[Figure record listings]
* START *

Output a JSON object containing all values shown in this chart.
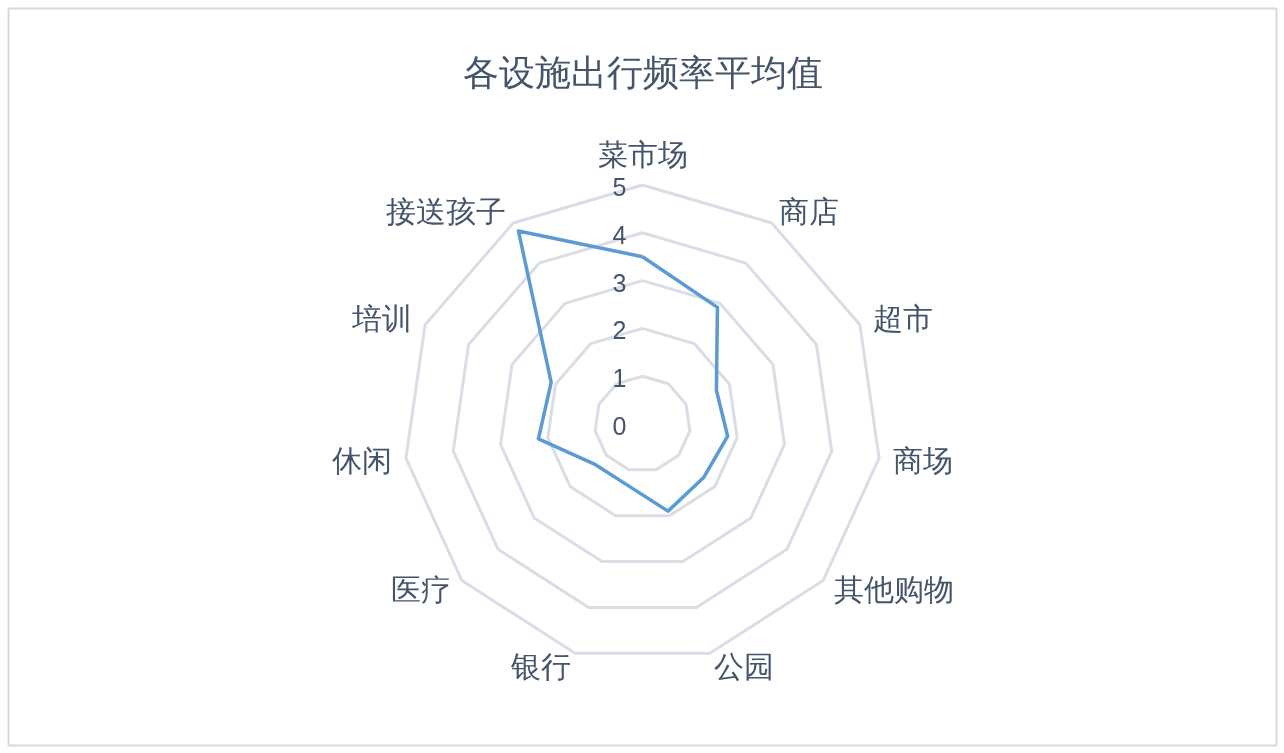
{
  "chart_data": {
    "type": "radar",
    "title": "各设施出行频率平均值",
    "categories": [
      "菜市场",
      "商店",
      "超市",
      "商场",
      "其他购物",
      "公园",
      "银行",
      "医疗",
      "休闲",
      "培训",
      "接送孩子"
    ],
    "series": [
      {
        "color": "#5b9bd5",
        "values": [
          3.5,
          2.9,
          1.7,
          1.8,
          1.7,
          1.9,
          1.3,
          1.3,
          2.2,
          2.1,
          4.8
        ]
      }
    ],
    "ylim": [
      0,
      5
    ],
    "yticks": [
      0,
      1,
      2,
      3,
      4,
      5
    ],
    "grid": true
  }
}
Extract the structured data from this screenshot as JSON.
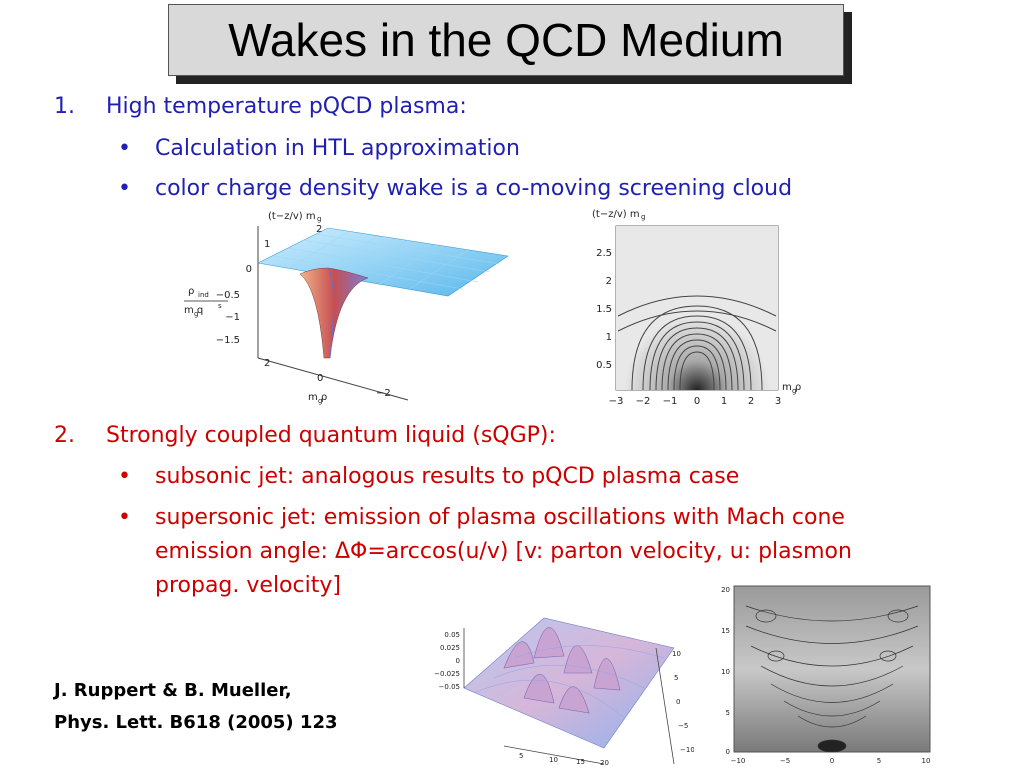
{
  "title": "Wakes in the QCD Medium",
  "section1": {
    "number": "1.",
    "heading": "High temperature pQCD plasma:",
    "bullets": [
      "Calculation in HTL approximation",
      "color charge density wake is a co-moving screening cloud"
    ]
  },
  "section2": {
    "number": "2.",
    "heading": "Strongly coupled quantum liquid (sQGP):",
    "bullets": [
      "subsonic jet: analogous results to pQCD plasma case",
      "supersonic jet: emission of plasma oscillations with Mach cone",
      "emission angle: ΔΦ=arccos(u/v) [v: parton velocity, u: plasmon",
      "propag. velocity]"
    ]
  },
  "bullet_glyph": "•",
  "citation": {
    "line1": "J. Ruppert & B. Mueller,",
    "line2": "Phys. Lett. B618 (2005) 123"
  },
  "figures": {
    "surface1": {
      "zlabel": "(t−z/v)  m",
      "zlabel_sub": "g",
      "ylabel_top": "ρ",
      "ylabel_sub": "ind",
      "ylabel_bottom": "m  q",
      "ylabel_bottom_sub": "g",
      "ylabel_bottom_sup": "s",
      "xlabel": "m  ρ",
      "xlabel_sub": "g",
      "yticks": [
        "0",
        "−0.5",
        "−1",
        "−1.5"
      ],
      "zticks": [
        "2",
        "1"
      ],
      "xticks": [
        "2",
        "0",
        "−2"
      ]
    },
    "contour1": {
      "ylabel": "(t−z/v)  m",
      "ylabel_sub": "g",
      "xlabel": "m  ρ",
      "xlabel_sub": "g",
      "yticks": [
        "2.5",
        "2",
        "1.5",
        "1",
        "0.5"
      ],
      "xticks": [
        "−3",
        "−2",
        "−1",
        "0",
        "1",
        "2",
        "3"
      ]
    },
    "surface2": {
      "zticks": [
        "0.05",
        "0.025",
        "0",
        "−0.025",
        "−0.05"
      ],
      "yticks": [
        "10",
        "5",
        "0",
        "−5",
        "−10"
      ],
      "xticks": [
        "5",
        "10",
        "15",
        "20"
      ]
    },
    "contour2": {
      "yticks": [
        "20",
        "15",
        "10",
        "5",
        "0"
      ],
      "xticks": [
        "−10",
        "−5",
        "0",
        "5",
        "10"
      ]
    }
  },
  "colors": {
    "accent_blue": "#1f1fb4",
    "accent_red": "#cc0000",
    "title_bg": "#d9d9d9"
  }
}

* END *

> _WHAT YOU NEED TO DO_
For each line above that contains the word "heading", copy that line.

> _FULL OUTPUT_
    "heading": "High temperature pQCD plasma:",
    "heading": "Strongly coupled quantum liquid (sQGP):",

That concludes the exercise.